Text section:
Thursday, November 1, 2012

Old iPods

I have an old clunky 20 GB white iPod that contains most of the music I owned before.  I don't even know if I still have the computer with the iTunes with the library of all the CDs I had once owned and burned.  I thought it was on an external hard drive, but I'm not exactly certain where that hard drive is.

But that is an aside.

I took a trip across country in 2007, and the old clunky 20 GB white iPod died.  Pfft.  Done.  Couldn't be revived.  And it was horrible at the time because I was driving long days - going from friend to friend.  My father replaced it at Christmas that year with a first generation iPod Touch (with LESS memory) which has mostly been replaced by my iPhone.

All of the above is mostly verbal vomit dancing around the real topic of this post.

At some point, after Dad bought me the iTouch, I was surprised to discover the white iPod worked.  Still to this day no idea why.  But now I have this little (relatively heavy) archive of music I used to listen to. 

When I took off on that cross country trip, it was after having had a marriage counseling appointment that my wife had not come to.  The third such appointment for couples counseling that I attended singly.  In the eight years we had been together, I had learned (poorly) that when my spouse was in this angry place that the best thing to do was to give her space.  I sucked at it.  I wanted to fix things.  I wanted her to feel better.. and I wanted to do whatever I could to help her feel better.  But I couldn't.  The only way for her to feel better was to leave her be.  And that was hard.

I was at a transition point in my life.  About to embark on a new job in a new career that I was scared about, but excited about, too.  At that moment in time, though, I had no employment obligations and this new career was likely to be all-time-consuming with little to no opportunity for future vacation and I had never driven across country, and really wanted to do so.  The lease to the car was about to expire, and since I had stopped the 100 mile daily commute two years earlier, we had plenty of miles pre-paid to spare.

(Data items)

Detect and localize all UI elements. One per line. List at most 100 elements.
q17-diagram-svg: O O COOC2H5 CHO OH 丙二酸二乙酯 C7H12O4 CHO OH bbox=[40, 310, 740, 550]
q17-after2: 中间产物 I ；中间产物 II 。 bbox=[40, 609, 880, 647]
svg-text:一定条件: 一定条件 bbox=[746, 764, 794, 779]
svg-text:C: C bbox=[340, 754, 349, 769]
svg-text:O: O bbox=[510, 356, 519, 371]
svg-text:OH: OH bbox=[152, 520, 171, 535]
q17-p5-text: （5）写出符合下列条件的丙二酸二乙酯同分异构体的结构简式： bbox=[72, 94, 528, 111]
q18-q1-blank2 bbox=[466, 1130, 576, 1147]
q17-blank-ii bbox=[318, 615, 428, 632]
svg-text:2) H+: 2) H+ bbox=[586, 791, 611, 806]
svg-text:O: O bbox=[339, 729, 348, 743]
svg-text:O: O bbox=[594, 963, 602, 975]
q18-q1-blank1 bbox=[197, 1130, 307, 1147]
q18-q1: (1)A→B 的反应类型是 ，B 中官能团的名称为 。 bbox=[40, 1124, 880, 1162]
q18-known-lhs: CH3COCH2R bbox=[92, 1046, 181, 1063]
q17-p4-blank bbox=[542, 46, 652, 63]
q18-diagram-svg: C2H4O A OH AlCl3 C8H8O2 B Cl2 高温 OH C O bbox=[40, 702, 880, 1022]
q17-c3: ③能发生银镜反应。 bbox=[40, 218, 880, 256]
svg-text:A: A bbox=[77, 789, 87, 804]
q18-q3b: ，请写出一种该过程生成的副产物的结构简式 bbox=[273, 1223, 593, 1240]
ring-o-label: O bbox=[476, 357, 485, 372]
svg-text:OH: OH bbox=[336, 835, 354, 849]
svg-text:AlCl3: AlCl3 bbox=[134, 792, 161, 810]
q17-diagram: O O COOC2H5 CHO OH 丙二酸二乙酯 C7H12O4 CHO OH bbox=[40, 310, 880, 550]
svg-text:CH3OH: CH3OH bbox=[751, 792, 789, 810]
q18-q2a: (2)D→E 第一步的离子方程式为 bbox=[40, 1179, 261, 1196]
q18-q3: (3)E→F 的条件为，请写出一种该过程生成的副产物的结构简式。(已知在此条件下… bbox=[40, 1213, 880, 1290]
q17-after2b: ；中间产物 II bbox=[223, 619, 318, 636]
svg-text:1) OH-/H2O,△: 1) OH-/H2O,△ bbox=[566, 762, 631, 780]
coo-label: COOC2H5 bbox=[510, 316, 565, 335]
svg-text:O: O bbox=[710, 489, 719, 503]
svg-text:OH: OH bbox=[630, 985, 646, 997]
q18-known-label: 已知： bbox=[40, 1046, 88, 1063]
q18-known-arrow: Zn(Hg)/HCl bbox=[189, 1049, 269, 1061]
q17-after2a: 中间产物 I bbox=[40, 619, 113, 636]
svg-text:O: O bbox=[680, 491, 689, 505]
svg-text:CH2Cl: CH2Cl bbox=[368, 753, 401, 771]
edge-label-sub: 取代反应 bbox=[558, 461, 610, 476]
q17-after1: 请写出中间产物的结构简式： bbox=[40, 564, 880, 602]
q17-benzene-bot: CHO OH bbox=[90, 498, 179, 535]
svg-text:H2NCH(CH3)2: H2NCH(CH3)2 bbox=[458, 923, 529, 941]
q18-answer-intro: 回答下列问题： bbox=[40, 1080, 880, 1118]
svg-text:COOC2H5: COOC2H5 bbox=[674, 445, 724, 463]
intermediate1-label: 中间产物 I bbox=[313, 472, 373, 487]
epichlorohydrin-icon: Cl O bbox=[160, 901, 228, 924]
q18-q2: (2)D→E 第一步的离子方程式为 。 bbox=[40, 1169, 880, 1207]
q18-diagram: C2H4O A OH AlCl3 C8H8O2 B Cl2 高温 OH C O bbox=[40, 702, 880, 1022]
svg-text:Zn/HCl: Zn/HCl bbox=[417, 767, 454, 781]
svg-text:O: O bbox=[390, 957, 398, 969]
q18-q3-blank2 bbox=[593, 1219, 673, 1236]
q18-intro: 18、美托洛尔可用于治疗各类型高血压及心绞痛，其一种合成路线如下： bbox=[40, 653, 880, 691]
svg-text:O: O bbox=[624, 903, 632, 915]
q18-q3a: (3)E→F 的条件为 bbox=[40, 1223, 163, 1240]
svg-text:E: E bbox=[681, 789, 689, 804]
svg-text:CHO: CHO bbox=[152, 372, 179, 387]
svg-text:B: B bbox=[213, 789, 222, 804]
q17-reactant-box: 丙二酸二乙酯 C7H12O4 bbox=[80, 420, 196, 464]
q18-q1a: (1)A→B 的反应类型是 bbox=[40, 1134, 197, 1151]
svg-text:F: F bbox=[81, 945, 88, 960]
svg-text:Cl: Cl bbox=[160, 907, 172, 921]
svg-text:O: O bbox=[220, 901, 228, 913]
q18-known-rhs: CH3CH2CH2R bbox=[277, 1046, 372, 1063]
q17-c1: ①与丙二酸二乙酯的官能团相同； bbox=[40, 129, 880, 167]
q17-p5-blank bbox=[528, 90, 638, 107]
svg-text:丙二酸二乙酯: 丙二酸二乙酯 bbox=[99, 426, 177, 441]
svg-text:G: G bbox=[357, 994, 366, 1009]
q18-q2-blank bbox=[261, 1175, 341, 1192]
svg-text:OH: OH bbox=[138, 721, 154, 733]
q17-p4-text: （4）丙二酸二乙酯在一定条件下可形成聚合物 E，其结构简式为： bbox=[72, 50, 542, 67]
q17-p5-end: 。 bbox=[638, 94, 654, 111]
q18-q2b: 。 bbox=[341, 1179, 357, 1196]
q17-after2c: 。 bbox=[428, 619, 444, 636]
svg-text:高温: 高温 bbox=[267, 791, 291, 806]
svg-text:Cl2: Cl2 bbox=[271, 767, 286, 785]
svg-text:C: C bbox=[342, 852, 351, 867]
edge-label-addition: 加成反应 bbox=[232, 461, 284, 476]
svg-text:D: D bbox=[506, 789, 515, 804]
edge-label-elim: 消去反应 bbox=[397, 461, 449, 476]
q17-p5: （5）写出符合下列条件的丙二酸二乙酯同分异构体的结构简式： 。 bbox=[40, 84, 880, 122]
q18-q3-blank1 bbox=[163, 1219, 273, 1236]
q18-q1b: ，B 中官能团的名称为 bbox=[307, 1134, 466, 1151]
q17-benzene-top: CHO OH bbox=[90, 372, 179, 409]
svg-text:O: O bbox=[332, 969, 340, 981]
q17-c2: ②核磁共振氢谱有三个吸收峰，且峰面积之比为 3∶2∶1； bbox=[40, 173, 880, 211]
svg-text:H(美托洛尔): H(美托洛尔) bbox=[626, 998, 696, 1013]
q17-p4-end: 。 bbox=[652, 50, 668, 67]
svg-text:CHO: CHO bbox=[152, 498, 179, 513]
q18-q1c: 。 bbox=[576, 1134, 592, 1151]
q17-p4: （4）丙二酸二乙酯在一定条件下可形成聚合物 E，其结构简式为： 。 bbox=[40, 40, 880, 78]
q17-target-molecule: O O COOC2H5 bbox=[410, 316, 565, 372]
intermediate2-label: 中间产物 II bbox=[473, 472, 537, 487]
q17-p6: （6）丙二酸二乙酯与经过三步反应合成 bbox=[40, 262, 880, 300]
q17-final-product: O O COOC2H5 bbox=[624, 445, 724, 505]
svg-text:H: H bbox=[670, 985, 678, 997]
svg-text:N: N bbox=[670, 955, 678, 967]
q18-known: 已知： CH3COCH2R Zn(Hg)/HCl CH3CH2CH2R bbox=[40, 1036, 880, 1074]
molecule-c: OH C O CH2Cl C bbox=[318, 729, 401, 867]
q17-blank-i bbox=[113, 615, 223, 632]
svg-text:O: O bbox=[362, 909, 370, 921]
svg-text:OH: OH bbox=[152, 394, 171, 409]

Work to complete: Can you copy, word for word, everything in the post about old iPods from "At some point, after" down to "that was hard."? Rely only on the post about old iPods.

Written answer:
At some point, after Dad bought me the iTouch, I was surprised to discover the white iPod worked.  Still to this day no idea why.  But now I have this little (relatively heavy) archive of music I used to listen to. 

When I took off on that cross country trip, it was after having had a marriage counseling appointment that my wife had not come to.  The third such appointment for couples counseling that I attended singly.  In the eight years we had been together, I had learned (poorly) that when my spouse was in this angry place that the best thing to do was to give her space.  I sucked at it.  I wanted to fix things.  I wanted her to feel better.. and I wanted to do whatever I could to help her feel better.  But I couldn't.  The only way for her to feel better was to leave her be.  And that was hard.